**Given request:** Collect the lines of the entries where "JSON" shows up.

**Excerpted data:**
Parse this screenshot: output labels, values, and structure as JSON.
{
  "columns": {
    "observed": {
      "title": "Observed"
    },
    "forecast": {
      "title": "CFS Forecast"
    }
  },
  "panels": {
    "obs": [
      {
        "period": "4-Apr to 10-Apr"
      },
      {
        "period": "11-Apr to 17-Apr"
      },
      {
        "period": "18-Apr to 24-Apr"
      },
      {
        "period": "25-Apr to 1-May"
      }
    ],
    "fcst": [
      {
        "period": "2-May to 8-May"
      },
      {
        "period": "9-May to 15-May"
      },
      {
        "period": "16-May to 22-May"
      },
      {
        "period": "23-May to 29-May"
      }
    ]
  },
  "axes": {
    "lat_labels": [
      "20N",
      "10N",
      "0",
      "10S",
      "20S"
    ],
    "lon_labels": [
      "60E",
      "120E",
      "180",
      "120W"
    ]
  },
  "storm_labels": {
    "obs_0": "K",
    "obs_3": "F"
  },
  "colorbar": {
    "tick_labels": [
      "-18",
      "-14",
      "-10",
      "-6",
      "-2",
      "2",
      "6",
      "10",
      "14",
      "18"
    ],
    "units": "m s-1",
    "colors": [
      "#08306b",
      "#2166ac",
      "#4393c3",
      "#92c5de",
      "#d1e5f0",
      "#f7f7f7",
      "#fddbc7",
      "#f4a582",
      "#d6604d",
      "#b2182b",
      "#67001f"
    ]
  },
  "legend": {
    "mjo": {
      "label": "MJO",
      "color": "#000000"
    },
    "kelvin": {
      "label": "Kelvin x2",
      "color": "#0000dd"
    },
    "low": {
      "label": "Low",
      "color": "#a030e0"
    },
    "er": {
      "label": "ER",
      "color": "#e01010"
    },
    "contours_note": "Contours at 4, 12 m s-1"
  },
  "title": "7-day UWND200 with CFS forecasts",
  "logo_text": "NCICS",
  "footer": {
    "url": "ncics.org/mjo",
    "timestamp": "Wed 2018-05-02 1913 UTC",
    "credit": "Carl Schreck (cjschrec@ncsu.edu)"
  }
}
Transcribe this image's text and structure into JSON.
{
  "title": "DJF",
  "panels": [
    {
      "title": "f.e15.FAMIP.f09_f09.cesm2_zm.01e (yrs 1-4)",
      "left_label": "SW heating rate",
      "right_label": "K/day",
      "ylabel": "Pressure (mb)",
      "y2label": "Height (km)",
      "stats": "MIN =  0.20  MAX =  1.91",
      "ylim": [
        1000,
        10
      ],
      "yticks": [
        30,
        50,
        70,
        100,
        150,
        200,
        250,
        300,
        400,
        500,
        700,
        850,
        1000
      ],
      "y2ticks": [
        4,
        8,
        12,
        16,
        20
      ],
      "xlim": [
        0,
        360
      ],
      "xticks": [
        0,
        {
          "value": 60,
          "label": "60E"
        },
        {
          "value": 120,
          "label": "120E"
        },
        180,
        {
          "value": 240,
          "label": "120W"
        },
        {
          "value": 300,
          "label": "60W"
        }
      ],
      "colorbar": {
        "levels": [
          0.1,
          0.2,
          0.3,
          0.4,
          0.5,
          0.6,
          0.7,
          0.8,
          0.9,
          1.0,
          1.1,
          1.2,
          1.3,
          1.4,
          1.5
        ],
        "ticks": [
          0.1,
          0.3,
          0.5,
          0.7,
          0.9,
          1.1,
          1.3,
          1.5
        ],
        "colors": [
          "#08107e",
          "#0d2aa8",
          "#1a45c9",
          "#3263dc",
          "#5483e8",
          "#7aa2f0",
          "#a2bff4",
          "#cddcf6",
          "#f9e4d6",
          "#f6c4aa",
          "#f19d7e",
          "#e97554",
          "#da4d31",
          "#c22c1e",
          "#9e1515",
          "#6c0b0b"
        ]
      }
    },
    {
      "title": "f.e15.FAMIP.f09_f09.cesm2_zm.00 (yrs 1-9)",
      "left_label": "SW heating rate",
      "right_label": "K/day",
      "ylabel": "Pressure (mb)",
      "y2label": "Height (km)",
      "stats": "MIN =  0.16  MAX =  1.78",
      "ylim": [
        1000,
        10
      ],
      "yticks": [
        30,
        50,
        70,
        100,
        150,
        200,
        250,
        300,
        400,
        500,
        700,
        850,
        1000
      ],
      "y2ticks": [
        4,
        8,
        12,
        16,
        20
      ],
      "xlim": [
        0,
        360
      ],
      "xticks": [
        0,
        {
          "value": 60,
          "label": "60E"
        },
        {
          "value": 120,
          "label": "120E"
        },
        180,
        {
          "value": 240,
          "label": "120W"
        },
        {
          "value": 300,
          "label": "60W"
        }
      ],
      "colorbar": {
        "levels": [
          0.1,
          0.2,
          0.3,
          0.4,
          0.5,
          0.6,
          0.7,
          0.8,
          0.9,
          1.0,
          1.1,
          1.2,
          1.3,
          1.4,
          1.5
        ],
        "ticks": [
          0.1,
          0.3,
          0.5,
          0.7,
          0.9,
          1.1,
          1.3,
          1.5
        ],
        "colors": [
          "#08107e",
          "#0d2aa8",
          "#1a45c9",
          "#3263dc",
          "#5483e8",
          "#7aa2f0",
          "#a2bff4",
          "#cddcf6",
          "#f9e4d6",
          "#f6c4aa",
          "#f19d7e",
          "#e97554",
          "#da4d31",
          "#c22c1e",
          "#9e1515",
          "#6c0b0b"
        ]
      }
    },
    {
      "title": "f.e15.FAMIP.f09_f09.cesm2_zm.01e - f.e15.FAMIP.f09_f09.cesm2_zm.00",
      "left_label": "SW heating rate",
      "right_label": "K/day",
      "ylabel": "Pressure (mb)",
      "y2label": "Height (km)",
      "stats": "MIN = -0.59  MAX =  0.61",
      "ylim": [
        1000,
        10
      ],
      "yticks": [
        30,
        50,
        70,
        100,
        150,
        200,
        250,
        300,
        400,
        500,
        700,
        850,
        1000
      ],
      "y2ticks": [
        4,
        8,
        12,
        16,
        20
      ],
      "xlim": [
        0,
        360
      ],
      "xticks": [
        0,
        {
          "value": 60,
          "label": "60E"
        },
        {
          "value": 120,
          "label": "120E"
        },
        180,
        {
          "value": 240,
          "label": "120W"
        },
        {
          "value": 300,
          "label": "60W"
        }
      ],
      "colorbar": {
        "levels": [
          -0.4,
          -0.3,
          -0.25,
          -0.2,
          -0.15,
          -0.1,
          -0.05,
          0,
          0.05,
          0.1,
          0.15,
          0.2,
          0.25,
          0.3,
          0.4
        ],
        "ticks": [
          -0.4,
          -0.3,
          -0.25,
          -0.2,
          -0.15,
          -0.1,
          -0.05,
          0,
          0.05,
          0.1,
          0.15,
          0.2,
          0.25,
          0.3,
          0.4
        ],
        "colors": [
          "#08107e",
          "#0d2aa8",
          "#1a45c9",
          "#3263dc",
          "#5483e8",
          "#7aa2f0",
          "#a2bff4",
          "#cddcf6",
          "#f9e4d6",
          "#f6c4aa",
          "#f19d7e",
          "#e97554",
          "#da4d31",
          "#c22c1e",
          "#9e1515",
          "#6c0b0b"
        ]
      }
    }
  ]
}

**Solution to this exercise:**
Parse this screenshot: output labels, values, and structure as JSON.
Transcribe this image's text and structure into JSON.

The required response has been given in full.